- [DATASET CONTENT]:
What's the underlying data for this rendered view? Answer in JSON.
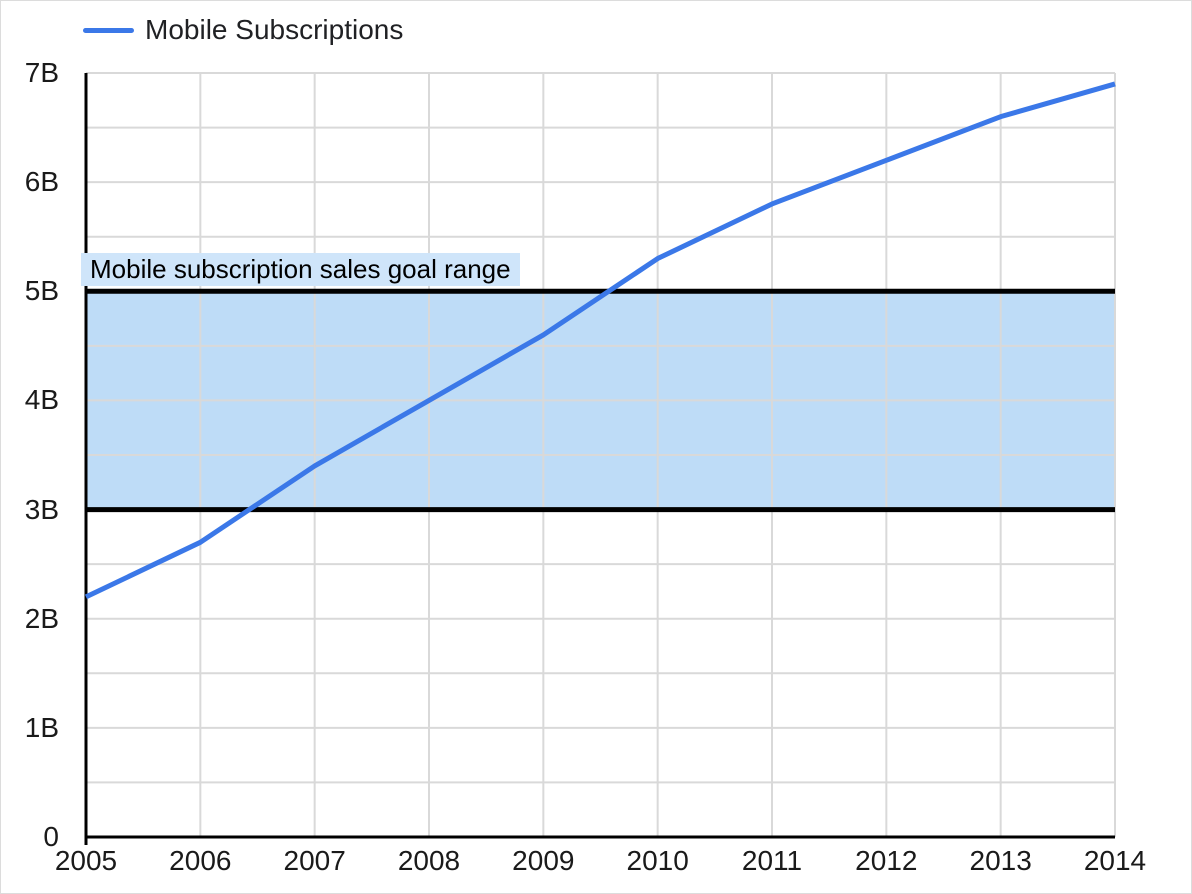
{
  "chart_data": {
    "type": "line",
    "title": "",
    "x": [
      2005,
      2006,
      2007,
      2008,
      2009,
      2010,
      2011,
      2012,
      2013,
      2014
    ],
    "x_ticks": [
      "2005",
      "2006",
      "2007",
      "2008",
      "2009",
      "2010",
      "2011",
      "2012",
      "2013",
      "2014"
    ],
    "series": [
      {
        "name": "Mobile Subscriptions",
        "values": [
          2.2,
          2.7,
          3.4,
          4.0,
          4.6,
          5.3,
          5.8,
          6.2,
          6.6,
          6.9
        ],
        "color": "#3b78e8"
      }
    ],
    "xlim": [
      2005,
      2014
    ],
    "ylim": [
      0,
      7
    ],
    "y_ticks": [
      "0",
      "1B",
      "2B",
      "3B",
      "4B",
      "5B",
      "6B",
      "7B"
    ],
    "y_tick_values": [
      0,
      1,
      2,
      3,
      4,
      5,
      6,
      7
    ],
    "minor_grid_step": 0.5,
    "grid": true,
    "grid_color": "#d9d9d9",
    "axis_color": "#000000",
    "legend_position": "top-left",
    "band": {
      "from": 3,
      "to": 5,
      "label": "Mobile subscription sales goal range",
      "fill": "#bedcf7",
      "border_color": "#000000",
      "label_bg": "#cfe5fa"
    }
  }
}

- [INSTRUCTIONS TO FOLLOW]:
From the entries above, output every line exactly and omit any image.

- [SOLUTION FOR THIS EXERCISE]:
What's the underlying data for this rendered view? Answer in JSON.
{
  "chart_data": {
    "type": "line",
    "title": "",
    "x": [
      2005,
      2006,
      2007,
      2008,
      2009,
      2010,
      2011,
      2012,
      2013,
      2014
    ],
    "x_ticks": [
      "2005",
      "2006",
      "2007",
      "2008",
      "2009",
      "2010",
      "2011",
      "2012",
      "2013",
      "2014"
    ],
    "series": [
      {
        "name": "Mobile Subscriptions",
        "values": [
          2.2,
          2.7,
          3.4,
          4.0,
          4.6,
          5.3,
          5.8,
          6.2,
          6.6,
          6.9
        ],
        "color": "#3b78e8"
      }
    ],
    "xlim": [
      2005,
      2014
    ],
    "ylim": [
      0,
      7
    ],
    "y_ticks": [
      "0",
      "1B",
      "2B",
      "3B",
      "4B",
      "5B",
      "6B",
      "7B"
    ],
    "y_tick_values": [
      0,
      1,
      2,
      3,
      4,
      5,
      6,
      7
    ],
    "minor_grid_step": 0.5,
    "grid": true,
    "grid_color": "#d9d9d9",
    "axis_color": "#000000",
    "legend_position": "top-left",
    "band": {
      "from": 3,
      "to": 5,
      "label": "Mobile subscription sales goal range",
      "fill": "#bedcf7",
      "border_color": "#000000",
      "label_bg": "#cfe5fa"
    }
  }
}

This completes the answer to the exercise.